**LISTING**
══════
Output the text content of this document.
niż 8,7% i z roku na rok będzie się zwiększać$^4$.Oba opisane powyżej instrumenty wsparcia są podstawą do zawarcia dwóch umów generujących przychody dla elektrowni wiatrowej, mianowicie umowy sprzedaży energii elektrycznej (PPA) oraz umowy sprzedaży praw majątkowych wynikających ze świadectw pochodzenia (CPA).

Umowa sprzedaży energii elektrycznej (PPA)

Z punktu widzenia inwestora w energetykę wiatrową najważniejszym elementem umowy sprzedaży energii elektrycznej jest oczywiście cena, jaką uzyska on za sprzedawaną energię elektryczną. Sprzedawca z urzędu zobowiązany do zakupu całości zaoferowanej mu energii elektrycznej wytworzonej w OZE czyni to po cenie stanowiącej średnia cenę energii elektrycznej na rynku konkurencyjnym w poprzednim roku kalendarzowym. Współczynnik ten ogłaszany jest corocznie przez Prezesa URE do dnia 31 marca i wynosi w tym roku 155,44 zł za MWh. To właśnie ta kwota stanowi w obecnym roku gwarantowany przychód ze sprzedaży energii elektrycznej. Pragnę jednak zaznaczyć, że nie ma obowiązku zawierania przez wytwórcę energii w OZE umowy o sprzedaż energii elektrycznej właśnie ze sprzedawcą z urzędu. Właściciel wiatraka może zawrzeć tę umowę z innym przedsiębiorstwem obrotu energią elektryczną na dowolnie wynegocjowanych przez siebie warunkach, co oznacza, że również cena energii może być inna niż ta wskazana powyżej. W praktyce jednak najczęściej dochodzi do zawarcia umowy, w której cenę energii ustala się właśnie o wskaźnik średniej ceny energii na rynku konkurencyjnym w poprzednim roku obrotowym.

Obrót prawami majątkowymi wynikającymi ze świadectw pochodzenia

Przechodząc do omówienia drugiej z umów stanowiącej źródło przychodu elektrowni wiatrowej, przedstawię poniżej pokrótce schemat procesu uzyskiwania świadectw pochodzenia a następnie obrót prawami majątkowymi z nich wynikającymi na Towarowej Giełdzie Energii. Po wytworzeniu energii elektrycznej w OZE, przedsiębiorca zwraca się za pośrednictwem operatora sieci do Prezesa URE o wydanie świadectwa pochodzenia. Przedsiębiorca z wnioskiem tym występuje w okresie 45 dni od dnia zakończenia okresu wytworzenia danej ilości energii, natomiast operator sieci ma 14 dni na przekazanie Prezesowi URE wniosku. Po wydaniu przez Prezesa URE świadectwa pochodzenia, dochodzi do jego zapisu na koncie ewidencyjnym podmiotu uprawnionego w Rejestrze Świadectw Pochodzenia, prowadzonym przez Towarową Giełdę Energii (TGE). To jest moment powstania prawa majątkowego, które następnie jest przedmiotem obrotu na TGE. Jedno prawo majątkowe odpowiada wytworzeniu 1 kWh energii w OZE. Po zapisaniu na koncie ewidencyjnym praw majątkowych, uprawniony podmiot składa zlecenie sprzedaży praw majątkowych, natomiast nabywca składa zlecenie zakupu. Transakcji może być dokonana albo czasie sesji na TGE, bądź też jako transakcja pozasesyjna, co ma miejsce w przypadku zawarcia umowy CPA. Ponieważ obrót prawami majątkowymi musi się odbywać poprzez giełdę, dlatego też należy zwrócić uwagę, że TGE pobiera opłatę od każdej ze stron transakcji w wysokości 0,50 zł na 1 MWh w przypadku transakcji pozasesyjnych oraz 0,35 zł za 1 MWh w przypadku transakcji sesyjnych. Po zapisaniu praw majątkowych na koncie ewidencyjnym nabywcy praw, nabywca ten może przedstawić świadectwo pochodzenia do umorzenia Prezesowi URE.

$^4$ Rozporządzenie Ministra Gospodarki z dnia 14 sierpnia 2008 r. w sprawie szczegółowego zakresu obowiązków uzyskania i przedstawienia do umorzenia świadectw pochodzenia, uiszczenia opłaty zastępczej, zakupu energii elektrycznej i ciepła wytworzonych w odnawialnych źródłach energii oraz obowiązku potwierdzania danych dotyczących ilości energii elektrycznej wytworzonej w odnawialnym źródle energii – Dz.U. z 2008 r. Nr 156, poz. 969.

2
══════
Repeat every entry exactly as written above.

Output the text content of this document.
niż 8,7% i z roku na rok będzie się zwiększać$^4$.Oba opisane powyżej instrumenty wsparcia są podstawą do zawarcia dwóch umów generujących przychody dla elektrowni wiatrowej, mianowicie umowy sprzedaży energii elektrycznej (PPA) oraz umowy sprzedaży praw majątkowych wynikających ze świadectw pochodzenia (CPA).

Umowa sprzedaży energii elektrycznej (PPA)

Z punktu widzenia inwestora w energetykę wiatrową najważniejszym elementem umowy sprzedaży energii elektrycznej jest oczywiście cena, jaką uzyska on za sprzedawaną energię elektryczną. Sprzedawca z urzędu zobowiązany do zakupu całości zaoferowanej mu energii elektrycznej wytworzonej w OZE czyni to po cenie stanowiącej średnia cenę energii elektrycznej na rynku konkurencyjnym w poprzednim roku kalendarzowym. Współczynnik ten ogłaszany jest corocznie przez Prezesa URE do dnia 31 marca i wynosi w tym roku 155,44 zł za MWh. To właśnie ta kwota stanowi w obecnym roku gwarantowany przychód ze sprzedaży energii elektrycznej. Pragnę jednak zaznaczyć, że nie ma obowiązku zawierania przez wytwórcę energii w OZE umowy o sprzedaż energii elektrycznej właśnie ze sprzedawcą z urzędu. Właściciel wiatraka może zawrzeć tę umowę z innym przedsiębiorstwem obrotu energią elektryczną na dowolnie wynegocjowanych przez siebie warunkach, co oznacza, że również cena energii może być inna niż ta wskazana powyżej. W praktyce jednak najczęściej dochodzi do zawarcia umowy, w której cenę energii ustala się właśnie o wskaźnik średniej ceny energii na rynku konkurencyjnym w poprzednim roku obrotowym.

Obrót prawami majątkowymi wynikającymi ze świadectw pochodzenia

Przechodząc do omówienia drugiej z umów stanowiącej źródło przychodu elektrowni wiatrowej, przedstawię poniżej pokrótce schemat procesu uzyskiwania świadectw pochodzenia a następnie obrót prawami majątkowymi z nich wynikającymi na Towarowej Giełdzie Energii. Po wytworzeniu energii elektrycznej w OZE, przedsiębiorca zwraca się za pośrednictwem operatora sieci do Prezesa URE o wydanie świadectwa pochodzenia. Przedsiębiorca z wnioskiem tym występuje w okresie 45 dni od dnia zakończenia okresu wytworzenia danej ilości energii, natomiast operator sieci ma 14 dni na przekazanie Prezesowi URE wniosku. Po wydaniu przez Prezesa URE świadectwa pochodzenia, dochodzi do jego zapisu na koncie ewidencyjnym podmiotu uprawnionego w Rejestrze Świadectw Pochodzenia, prowadzonym przez Towarową Giełdę Energii (TGE). To jest moment powstania prawa majątkowego, które następnie jest przedmiotem obrotu na TGE. Jedno prawo majątkowe odpowiada wytworzeniu 1 kWh energii w OZE. Po zapisaniu na koncie ewidencyjnym praw majątkowych, uprawniony podmiot składa zlecenie sprzedaży praw majątkowych, natomiast nabywca składa zlecenie zakupu. Transakcji może być dokonana albo czasie sesji na TGE, bądź też jako transakcja pozasesyjna, co ma miejsce w przypadku zawarcia umowy CPA. Ponieważ obrót prawami majątkowymi musi się odbywać poprzez giełdę, dlatego też należy zwrócić uwagę, że TGE pobiera opłatę od każdej ze stron transakcji w wysokości 0,50 zł na 1 MWh w przypadku transakcji pozasesyjnych oraz 0,35 zł za 1 MWh w przypadku transakcji sesyjnych. Po zapisaniu praw majątkowych na koncie ewidencyjnym nabywcy praw, nabywca ten może przedstawić świadectwo pochodzenia do umorzenia Prezesowi URE.

$^4$ Rozporządzenie Ministra Gospodarki z dnia 14 sierpnia 2008 r. w sprawie szczegółowego zakresu obowiązków uzyskania i przedstawienia do umorzenia świadectw pochodzenia, uiszczenia opłaty zastępczej, zakupu energii elektrycznej i ciepła wytworzonych w odnawialnych źródłach energii oraz obowiązku potwierdzania danych dotyczących ilości energii elektrycznej wytworzonej w odnawialnym źródle energii – Dz.U. z 2008 r. Nr 156, poz. 969.

2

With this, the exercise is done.